- **WHAT YOU NEED TO DO**
Find the word "Makeup" in the listing; pull out each line holding it.

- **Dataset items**

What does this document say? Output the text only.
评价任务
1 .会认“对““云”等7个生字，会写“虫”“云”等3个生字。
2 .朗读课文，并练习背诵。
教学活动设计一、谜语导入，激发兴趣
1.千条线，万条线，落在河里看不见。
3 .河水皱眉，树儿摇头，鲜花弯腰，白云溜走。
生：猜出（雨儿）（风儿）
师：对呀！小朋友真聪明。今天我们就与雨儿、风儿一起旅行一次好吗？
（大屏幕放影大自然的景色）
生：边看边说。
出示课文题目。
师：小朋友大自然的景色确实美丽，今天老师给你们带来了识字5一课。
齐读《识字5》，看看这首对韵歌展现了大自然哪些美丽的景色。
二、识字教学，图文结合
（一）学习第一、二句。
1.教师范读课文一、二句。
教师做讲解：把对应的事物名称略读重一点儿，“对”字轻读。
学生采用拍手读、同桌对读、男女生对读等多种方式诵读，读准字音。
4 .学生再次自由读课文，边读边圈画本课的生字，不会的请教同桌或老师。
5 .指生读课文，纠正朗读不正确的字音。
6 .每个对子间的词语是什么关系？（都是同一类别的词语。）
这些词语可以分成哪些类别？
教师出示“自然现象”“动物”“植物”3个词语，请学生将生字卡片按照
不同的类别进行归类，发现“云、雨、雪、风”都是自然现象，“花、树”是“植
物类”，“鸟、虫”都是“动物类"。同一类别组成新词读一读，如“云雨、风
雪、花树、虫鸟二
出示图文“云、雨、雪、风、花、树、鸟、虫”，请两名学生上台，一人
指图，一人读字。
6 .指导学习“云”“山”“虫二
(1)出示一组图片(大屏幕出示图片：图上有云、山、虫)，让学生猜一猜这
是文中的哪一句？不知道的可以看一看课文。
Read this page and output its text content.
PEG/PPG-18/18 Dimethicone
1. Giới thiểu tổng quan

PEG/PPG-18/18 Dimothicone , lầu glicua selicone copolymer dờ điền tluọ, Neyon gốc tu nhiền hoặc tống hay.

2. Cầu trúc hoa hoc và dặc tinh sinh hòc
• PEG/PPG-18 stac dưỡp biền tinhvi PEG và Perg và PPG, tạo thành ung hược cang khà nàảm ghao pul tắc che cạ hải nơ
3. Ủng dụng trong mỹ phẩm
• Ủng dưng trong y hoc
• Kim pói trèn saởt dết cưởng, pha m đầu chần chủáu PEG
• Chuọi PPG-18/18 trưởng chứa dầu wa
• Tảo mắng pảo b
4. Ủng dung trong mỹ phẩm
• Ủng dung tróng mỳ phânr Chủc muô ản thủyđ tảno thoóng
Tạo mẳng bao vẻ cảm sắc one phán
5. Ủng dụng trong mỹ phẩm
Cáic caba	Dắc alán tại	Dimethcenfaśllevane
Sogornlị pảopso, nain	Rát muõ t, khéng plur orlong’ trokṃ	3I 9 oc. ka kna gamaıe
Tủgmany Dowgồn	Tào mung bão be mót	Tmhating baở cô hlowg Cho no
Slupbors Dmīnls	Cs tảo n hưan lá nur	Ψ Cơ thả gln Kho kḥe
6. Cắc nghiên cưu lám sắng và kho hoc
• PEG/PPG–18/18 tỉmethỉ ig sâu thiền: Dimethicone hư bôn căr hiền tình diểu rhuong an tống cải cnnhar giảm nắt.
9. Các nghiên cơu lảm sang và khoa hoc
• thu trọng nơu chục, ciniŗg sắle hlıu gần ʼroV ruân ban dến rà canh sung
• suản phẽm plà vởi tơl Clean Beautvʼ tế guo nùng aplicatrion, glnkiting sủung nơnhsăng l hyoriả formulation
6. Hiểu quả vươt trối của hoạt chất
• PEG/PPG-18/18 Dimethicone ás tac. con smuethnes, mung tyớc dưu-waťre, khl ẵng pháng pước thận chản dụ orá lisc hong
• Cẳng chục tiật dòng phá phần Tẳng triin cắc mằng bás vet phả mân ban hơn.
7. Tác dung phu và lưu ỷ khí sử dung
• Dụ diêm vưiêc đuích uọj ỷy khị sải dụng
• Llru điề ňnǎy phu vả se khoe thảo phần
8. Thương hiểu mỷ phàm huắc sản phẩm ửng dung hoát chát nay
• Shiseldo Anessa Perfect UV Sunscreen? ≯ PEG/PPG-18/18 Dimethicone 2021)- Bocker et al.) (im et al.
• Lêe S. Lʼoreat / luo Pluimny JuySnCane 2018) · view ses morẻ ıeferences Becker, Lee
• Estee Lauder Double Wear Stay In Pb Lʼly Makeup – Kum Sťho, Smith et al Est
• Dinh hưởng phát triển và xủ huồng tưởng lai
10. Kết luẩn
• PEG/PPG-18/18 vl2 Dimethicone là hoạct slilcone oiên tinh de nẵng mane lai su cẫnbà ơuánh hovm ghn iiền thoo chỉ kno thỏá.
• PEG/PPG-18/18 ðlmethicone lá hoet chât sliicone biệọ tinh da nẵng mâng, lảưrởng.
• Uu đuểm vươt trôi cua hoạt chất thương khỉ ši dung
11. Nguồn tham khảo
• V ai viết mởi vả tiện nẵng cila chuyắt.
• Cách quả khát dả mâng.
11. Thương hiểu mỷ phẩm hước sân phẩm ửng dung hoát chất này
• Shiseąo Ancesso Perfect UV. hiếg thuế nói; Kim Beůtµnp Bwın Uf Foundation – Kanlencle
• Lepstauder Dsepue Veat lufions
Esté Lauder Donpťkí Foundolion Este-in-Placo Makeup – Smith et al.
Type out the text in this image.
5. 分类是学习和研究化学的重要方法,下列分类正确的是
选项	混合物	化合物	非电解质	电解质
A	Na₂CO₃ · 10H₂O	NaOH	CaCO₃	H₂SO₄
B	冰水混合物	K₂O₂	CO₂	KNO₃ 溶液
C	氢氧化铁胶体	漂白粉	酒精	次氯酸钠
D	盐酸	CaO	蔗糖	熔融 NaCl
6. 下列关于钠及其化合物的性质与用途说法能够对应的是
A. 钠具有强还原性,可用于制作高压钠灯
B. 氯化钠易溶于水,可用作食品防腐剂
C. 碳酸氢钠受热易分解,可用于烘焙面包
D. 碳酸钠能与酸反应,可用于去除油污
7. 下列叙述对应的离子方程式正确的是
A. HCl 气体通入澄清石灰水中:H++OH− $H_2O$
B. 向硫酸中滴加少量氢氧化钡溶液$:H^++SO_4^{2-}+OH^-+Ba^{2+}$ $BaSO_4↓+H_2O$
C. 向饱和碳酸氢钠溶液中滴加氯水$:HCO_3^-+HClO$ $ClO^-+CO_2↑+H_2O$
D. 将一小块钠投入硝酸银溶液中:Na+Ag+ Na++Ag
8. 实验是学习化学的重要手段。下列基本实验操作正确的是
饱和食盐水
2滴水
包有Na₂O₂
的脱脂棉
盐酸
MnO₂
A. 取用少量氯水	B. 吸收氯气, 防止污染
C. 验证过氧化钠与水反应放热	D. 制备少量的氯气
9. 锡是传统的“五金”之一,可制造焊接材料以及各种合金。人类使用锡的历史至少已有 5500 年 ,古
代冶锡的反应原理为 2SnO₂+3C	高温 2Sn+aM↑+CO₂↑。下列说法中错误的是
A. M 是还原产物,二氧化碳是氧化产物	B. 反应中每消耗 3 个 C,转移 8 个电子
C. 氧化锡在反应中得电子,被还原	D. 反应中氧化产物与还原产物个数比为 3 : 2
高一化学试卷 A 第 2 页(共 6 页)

- **WORKED ANSWER**
• Estee Lauder Double Wear Stay In Pb Lʼly Makeup – Kum Sťho, Smith et al Est
Esté Lauder Donpťkí Foundolion Este-in-Placo Makeup – Smith et al.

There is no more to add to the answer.